(Exercise aim): Check every line of the entries that follow, and copy the ones containing "化学反应速率的理解与简单计算".

☆ ☆ ☆

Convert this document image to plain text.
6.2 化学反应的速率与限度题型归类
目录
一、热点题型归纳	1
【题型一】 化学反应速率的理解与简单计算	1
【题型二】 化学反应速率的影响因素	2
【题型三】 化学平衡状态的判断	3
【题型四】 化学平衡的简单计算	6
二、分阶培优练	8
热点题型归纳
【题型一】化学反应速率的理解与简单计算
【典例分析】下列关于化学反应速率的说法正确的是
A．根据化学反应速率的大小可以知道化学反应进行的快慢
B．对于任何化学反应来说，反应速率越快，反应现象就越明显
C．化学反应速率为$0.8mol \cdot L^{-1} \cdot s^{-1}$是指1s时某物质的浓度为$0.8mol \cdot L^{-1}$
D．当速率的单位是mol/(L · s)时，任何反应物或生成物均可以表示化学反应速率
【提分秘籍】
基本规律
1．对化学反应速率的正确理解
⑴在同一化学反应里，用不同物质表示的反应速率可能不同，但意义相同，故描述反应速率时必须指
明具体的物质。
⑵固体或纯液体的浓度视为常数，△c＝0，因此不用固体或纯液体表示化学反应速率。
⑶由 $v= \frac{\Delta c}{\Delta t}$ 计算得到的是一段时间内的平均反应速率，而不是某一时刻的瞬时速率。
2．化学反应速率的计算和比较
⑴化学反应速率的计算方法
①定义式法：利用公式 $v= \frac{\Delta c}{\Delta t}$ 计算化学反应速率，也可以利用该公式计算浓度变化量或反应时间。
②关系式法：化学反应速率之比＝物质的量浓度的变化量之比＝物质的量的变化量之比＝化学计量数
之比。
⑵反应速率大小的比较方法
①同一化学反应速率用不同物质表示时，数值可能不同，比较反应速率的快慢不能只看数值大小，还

☆ ☆ ☆

(Solution to this problem):
【题型一】 化学反应速率的理解与简单计算	1
【题型一】化学反应速率的理解与简单计算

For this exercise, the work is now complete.